_Task goal_
Reproduce the listing below with every instance of "week-cell" swapped for "date-cell", leaving all other text untouched.

(Data listing)
————
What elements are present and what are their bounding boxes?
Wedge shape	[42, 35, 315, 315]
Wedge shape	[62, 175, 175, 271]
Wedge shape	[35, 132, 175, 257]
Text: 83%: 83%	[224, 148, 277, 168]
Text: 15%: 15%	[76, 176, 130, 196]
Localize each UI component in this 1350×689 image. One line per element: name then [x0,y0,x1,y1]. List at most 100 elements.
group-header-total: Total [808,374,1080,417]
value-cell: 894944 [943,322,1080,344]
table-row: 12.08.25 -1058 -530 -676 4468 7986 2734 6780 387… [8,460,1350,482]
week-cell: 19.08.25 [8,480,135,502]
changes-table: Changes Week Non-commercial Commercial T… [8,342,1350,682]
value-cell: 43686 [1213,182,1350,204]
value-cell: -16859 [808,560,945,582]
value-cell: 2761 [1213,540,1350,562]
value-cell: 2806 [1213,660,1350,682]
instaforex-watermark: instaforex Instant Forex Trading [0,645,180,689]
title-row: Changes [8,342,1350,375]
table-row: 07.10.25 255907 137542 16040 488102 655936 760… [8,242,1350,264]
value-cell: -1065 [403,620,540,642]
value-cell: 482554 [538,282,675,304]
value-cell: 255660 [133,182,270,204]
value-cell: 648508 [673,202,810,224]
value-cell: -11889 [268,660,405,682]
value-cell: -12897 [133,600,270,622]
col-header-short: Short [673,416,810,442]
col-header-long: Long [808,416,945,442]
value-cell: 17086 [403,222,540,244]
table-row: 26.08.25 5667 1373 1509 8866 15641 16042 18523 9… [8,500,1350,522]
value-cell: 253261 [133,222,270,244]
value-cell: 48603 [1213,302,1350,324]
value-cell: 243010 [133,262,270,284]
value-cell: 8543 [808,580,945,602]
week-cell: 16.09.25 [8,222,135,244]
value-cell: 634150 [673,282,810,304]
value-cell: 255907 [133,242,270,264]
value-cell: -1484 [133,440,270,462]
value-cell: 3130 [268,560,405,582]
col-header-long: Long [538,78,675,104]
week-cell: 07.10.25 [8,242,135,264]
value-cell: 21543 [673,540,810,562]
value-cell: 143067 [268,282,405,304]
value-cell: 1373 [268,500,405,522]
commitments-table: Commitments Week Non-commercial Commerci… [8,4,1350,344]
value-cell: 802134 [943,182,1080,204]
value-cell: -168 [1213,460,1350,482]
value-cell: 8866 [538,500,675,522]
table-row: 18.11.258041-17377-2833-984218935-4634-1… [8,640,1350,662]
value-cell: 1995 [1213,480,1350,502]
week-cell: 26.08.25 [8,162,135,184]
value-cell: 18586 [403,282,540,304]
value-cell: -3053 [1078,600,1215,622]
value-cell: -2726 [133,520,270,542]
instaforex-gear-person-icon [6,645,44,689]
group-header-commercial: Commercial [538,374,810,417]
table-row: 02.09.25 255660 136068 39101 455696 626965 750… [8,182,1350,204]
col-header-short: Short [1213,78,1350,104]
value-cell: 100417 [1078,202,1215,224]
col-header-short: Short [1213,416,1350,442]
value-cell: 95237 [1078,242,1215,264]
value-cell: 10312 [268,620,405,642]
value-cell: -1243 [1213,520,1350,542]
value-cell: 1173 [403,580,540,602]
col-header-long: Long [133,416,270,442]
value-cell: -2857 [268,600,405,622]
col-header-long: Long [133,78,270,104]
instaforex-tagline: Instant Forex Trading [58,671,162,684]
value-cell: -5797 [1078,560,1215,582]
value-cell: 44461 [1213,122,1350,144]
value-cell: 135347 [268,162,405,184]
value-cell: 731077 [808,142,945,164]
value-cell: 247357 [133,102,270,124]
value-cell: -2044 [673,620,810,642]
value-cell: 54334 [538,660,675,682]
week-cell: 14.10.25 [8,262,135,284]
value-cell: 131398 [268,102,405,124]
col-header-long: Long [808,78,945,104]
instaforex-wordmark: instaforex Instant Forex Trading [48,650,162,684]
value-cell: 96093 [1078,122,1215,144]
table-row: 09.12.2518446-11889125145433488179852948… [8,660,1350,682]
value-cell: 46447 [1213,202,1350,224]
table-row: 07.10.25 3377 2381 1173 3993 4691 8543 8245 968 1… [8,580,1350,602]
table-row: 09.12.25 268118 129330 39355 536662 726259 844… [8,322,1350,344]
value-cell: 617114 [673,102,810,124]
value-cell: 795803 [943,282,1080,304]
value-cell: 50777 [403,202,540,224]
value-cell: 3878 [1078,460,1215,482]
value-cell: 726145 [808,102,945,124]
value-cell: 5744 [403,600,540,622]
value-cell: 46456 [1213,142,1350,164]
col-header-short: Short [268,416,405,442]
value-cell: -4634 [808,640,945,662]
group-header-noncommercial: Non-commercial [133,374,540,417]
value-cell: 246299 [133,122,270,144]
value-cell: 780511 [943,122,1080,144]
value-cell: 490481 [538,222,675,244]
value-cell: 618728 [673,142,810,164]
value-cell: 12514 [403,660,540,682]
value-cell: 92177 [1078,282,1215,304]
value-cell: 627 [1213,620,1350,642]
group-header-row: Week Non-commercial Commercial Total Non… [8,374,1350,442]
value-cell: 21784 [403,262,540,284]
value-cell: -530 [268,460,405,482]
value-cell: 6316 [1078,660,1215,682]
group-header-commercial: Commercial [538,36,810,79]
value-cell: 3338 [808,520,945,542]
————
_Answer to this task_
What elements are present and what are their bounding boxes?
Wedge shape	[42, 35, 315, 315]
Wedge shape	[62, 175, 175, 271]
Wedge shape	[35, 132, 175, 257]
Text: 83%: 83%	[224, 148, 277, 168]
Text: 15%: 15%	[76, 176, 130, 196]
Localize each UI component in this 1350×689 image. One line per element: name then [x0,y0,x1,y1]. List at most 100 elements.
group-header-total: Total [808,374,1080,417]
value-cell: 894944 [943,322,1080,344]
table-row: 12.08.25 -1058 -530 -676 4468 7986 2734 6780 387… [8,460,1350,482]
date-cell: 19.08.25 [8,480,135,502]
changes-table: Changes Week Non-commercial Commercial T… [8,342,1350,682]
value-cell: 43686 [1213,182,1350,204]
value-cell: -16859 [808,560,945,582]
value-cell: 2761 [1213,540,1350,562]
value-cell: 2806 [1213,660,1350,682]
instaforex-watermark: instaforex Instant Forex Trading [0,645,180,689]
title-row: Changes [8,342,1350,375]
table-row: 07.10.25 255907 137542 16040 488102 655936 760… [8,242,1350,264]
value-cell: -1065 [403,620,540,642]
value-cell: 482554 [538,282,675,304]
value-cell: 255660 [133,182,270,204]
value-cell: 648508 [673,202,810,224]
value-cell: -11889 [268,660,405,682]
value-cell: -12897 [133,600,270,622]
col-header-short: Short [673,416,810,442]
col-header-long: Long [808,416,945,442]
value-cell: 17086 [403,222,540,244]
table-row: 26.08.25 5667 1373 1509 8866 15641 16042 18523 9… [8,500,1350,522]
value-cell: 253261 [133,222,270,244]
value-cell: 48603 [1213,302,1350,324]
value-cell: 243010 [133,262,270,284]
value-cell: 8543 [808,580,945,602]
date-cell: 16.09.25 [8,222,135,244]
value-cell: 634150 [673,282,810,304]
value-cell: 255907 [133,242,270,264]
value-cell: -1484 [133,440,270,462]
value-cell: 3130 [268,560,405,582]
col-header-long: Long [538,78,675,104]
date-cell: 07.10.25 [8,242,135,264]
value-cell: 21543 [673,540,810,562]
value-cell: 143067 [268,282,405,304]
value-cell: 1373 [268,500,405,522]
commitments-table: Commitments Week Non-commercial Commerci… [8,4,1350,344]
value-cell: 802134 [943,182,1080,204]
value-cell: -168 [1213,460,1350,482]
value-cell: 8866 [538,500,675,522]
table-row: 18.11.258041-17377-2833-984218935-4634-1… [8,640,1350,662]
value-cell: 1995 [1213,480,1350,502]
date-cell: 26.08.25 [8,162,135,184]
value-cell: 18586 [403,282,540,304]
value-cell: -3053 [1078,600,1215,622]
value-cell: -2726 [133,520,270,542]
instaforex-gear-person-icon [6,645,44,689]
group-header-commercial: Commercial [538,374,810,417]
table-row: 02.09.25 255660 136068 39101 455696 626965 750… [8,182,1350,204]
col-header-short: Short [1213,78,1350,104]
value-cell: 100417 [1078,202,1215,224]
col-header-short: Short [1213,416,1350,442]
value-cell: 95237 [1078,242,1215,264]
value-cell: 10312 [268,620,405,642]
value-cell: -1243 [1213,520,1350,542]
value-cell: 1173 [403,580,540,602]
col-header-long: Long [133,416,270,442]
value-cell: -2857 [268,600,405,622]
col-header-long: Long [133,78,270,104]
instaforex-tagline: Instant Forex Trading [58,671,162,684]
value-cell: -5797 [1078,560,1215,582]
value-cell: 44461 [1213,122,1350,144]
value-cell: 135347 [268,162,405,184]
value-cell: 731077 [808,142,945,164]
value-cell: 247357 [133,102,270,124]
value-cell: -2044 [673,620,810,642]
value-cell: 54334 [538,660,675,682]
date-cell: 14.10.25 [8,262,135,284]
value-cell: 131398 [268,102,405,124]
col-header-long: Long [808,78,945,104]
instaforex-wordmark: instaforex Instant Forex Trading [48,650,162,684]
value-cell: 96093 [1078,122,1215,144]
table-row: 09.12.2518446-11889125145433488179852948… [8,660,1350,682]
value-cell: 46447 [1213,202,1350,224]
table-row: 07.10.25 3377 2381 1173 3993 4691 8543 8245 968 1… [8,580,1350,602]
table-row: 09.12.25 268118 129330 39355 536662 726259 844… [8,322,1350,344]
value-cell: 617114 [673,102,810,124]
value-cell: 795803 [943,282,1080,304]
value-cell: 50777 [403,202,540,224]
value-cell: 3878 [1078,460,1215,482]
value-cell: 726145 [808,102,945,124]
value-cell: 5744 [403,600,540,622]
value-cell: 46456 [1213,142,1350,164]
col-header-short: Short [268,416,405,442]
value-cell: -4634 [808,640,945,662]
group-header-noncommercial: Non-commercial [133,374,540,417]
value-cell: 246299 [133,122,270,144]
value-cell: 780511 [943,122,1080,144]
value-cell: 490481 [538,222,675,244]
value-cell: 618728 [673,142,810,164]
value-cell: 12514 [403,660,540,682]
value-cell: 92177 [1078,282,1215,304]
value-cell: 627 [1213,620,1350,642]
group-header-row: Week Non-commercial Commercial Total Non… [8,374,1350,442]
value-cell: 21784 [403,262,540,284]
value-cell: -530 [268,460,405,482]
value-cell: 6316 [1078,660,1215,682]
group-header-commercial: Commercial [538,36,810,79]
value-cell: 3338 [808,520,945,542]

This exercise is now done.